-- Task brief --
Each record must be reproduced exactly as it is shown.

-- Exercise materials --
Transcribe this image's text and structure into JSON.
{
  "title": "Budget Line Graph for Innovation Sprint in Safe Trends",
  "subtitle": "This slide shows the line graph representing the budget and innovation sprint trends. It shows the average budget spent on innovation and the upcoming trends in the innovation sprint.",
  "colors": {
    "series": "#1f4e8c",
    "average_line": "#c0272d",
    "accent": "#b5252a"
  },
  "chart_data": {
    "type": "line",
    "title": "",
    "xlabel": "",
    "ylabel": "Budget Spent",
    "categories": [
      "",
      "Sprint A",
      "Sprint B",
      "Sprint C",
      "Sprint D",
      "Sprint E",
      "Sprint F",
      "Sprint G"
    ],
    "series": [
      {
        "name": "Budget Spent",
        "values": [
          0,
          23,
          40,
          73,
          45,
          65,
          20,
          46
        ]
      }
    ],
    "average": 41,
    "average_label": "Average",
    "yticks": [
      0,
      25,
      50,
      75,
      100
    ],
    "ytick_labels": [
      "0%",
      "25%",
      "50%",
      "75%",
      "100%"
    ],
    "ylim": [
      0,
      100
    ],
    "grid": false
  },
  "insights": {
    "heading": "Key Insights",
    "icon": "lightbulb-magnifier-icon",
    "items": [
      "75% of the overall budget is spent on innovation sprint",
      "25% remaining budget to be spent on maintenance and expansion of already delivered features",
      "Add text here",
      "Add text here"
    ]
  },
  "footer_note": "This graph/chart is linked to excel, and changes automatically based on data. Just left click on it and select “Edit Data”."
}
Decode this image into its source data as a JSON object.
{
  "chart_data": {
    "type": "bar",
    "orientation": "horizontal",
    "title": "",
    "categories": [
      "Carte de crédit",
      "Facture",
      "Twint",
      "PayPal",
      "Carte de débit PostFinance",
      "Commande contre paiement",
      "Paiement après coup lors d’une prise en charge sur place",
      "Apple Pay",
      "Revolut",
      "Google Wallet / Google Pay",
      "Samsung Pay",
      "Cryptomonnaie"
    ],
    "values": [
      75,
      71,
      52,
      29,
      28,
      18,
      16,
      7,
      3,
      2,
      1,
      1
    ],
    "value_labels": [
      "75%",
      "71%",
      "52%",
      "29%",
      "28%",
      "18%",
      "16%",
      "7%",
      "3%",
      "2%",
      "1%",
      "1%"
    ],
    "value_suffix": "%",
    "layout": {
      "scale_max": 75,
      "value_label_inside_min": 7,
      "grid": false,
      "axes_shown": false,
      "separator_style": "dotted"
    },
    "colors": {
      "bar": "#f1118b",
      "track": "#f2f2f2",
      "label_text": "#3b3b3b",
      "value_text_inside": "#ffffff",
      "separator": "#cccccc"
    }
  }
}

-- Solution for this exercise --
Transcribe this image's text and structure into JSON.
{
  "title": "Budget Line Graph for Innovation Sprint in Safe Trends",
  "subtitle": "This slide shows the line graph representing the budget and innovation sprint trends. It shows the average budget spent on innovation and the upcoming trends in the innovation sprint.",
  "colors": {
    "series": "#1f4e8c",
    "average_line": "#c0272d",
    "accent": "#b5252a"
  },
  "chart_data": {
    "type": "line",
    "title": "",
    "xlabel": "",
    "ylabel": "Budget Spent",
    "categories": [
      "",
      "Sprint A",
      "Sprint B",
      "Sprint C",
      "Sprint D",
      "Sprint E",
      "Sprint F",
      "Sprint G"
    ],
    "series": [
      {
        "name": "Budget Spent",
        "values": [
          0,
          23,
          40,
          73,
          45,
          65,
          20,
          46
        ]
      }
    ],
    "average": 41,
    "average_label": "Average",
    "yticks": [
      0,
      25,
      50,
      75,
      100
    ],
    "ytick_labels": [
      "0%",
      "25%",
      "50%",
      "75%",
      "100%"
    ],
    "ylim": [
      0,
      100
    ],
    "grid": false
  },
  "insights": {
    "heading": "Key Insights",
    "icon": "lightbulb-magnifier-icon",
    "items": [
      "75% of the overall budget is spent on innovation sprint",
      "25% remaining budget to be spent on maintenance and expansion of already delivered features",
      "Add text here",
      "Add text here"
    ]
  },
  "footer_note": "This graph/chart is linked to excel, and changes automatically based on data. Just left click on it and select “Edit Data”."
}
Decode this image into its source data as a JSON object.
{
  "chart_data": {
    "type": "bar",
    "orientation": "horizontal",
    "title": "",
    "categories": [
      "Carte de crédit",
      "Facture",
      "Twint",
      "PayPal",
      "Carte de débit PostFinance",
      "Commande contre paiement",
      "Paiement après coup lors d’une prise en charge sur place",
      "Apple Pay",
      "Revolut",
      "Google Wallet / Google Pay",
      "Samsung Pay",
      "Cryptomonnaie"
    ],
    "values": [
      75,
      71,
      52,
      29,
      28,
      18,
      16,
      7,
      3,
      2,
      1,
      1
    ],
    "value_labels": [
      "75%",
      "71%",
      "52%",
      "29%",
      "28%",
      "18%",
      "16%",
      "7%",
      "3%",
      "2%",
      "1%",
      "1%"
    ],
    "value_suffix": "%",
    "layout": {
      "scale_max": 75,
      "value_label_inside_min": 7,
      "grid": false,
      "axes_shown": false,
      "separator_style": "dotted"
    },
    "colors": {
      "bar": "#f1118b",
      "track": "#f2f2f2",
      "label_text": "#3b3b3b",
      "value_text_inside": "#ffffff",
      "separator": "#cccccc"
    }
  }
}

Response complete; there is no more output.